::: Source records

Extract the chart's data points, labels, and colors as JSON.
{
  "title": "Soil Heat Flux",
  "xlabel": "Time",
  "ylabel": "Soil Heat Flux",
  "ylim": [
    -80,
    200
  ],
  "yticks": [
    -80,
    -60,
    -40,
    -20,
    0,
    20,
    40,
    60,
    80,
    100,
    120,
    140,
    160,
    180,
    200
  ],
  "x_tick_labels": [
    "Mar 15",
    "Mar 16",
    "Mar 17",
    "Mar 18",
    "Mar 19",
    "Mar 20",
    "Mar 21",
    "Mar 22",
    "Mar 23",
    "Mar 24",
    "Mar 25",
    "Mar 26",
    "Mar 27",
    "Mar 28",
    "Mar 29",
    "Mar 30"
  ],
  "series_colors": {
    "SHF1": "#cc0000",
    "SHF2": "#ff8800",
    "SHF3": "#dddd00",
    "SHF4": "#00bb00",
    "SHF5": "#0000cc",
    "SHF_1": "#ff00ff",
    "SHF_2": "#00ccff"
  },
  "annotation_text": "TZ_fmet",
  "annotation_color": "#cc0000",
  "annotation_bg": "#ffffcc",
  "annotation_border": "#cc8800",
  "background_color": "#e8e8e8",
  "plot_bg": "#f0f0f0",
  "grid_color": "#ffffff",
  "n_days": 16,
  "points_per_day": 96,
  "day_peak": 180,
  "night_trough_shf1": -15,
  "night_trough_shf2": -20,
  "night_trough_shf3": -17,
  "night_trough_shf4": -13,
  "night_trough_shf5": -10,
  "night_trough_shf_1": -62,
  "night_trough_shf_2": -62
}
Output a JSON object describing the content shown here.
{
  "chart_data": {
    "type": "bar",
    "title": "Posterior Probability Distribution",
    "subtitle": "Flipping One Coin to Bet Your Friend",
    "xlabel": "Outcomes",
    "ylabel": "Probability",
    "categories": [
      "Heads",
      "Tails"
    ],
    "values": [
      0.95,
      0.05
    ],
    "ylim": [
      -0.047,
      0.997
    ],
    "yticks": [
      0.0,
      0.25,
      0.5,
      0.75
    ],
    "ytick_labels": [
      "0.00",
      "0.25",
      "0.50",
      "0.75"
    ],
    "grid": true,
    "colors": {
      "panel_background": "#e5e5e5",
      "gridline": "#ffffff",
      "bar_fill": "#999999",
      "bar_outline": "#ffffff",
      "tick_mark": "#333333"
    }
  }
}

::::::
::: Source records

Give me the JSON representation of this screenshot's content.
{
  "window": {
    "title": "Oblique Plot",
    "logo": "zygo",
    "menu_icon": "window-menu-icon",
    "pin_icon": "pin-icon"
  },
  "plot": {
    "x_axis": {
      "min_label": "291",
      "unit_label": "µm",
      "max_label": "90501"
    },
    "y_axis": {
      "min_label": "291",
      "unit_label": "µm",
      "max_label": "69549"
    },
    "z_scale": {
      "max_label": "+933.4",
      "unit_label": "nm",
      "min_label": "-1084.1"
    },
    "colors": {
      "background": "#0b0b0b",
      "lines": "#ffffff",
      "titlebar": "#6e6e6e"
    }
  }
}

::::::
::: Source records

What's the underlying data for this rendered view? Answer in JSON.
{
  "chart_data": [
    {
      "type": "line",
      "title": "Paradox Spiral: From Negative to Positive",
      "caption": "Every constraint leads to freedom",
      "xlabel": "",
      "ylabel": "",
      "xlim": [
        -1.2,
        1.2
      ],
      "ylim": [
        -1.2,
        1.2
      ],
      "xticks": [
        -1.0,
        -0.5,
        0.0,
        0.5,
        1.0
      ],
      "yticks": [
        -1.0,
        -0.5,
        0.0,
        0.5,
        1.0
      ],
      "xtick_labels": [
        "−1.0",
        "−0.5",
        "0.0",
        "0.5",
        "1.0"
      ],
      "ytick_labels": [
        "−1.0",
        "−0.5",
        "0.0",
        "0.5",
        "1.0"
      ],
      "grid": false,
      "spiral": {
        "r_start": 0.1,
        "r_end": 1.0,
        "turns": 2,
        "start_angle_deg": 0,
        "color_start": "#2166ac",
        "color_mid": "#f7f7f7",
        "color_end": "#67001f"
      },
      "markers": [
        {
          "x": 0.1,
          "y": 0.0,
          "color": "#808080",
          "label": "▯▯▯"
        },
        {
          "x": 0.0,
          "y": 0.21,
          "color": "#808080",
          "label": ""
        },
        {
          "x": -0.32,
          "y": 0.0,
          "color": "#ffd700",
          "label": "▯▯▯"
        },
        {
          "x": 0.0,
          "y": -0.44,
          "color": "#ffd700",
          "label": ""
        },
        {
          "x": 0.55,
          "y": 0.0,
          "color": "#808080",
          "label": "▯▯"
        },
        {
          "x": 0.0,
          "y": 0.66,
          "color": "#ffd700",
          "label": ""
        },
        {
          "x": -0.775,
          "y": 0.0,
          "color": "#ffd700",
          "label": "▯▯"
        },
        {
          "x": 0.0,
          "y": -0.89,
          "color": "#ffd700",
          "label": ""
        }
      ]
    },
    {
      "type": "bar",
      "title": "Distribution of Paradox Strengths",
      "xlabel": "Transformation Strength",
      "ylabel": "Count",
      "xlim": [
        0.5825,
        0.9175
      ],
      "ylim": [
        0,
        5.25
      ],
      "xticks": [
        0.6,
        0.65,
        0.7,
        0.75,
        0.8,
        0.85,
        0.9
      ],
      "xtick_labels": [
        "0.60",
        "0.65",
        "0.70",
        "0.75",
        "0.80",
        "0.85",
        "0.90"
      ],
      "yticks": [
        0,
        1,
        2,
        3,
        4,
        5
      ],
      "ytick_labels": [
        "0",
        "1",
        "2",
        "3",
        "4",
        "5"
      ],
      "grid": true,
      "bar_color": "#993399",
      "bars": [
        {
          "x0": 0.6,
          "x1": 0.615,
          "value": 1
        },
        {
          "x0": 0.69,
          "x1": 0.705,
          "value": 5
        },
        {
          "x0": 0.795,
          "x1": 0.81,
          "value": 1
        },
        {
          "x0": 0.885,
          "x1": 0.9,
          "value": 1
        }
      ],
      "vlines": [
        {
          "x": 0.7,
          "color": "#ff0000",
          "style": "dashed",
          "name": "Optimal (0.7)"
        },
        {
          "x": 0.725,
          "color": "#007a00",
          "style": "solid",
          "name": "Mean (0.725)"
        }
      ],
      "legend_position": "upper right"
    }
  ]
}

::::::

* Set problem
Your task is to list each line of the records with the word "icon".

* Solution
    "menu_icon": "window-menu-icon",
    "pin_icon": "pin-icon"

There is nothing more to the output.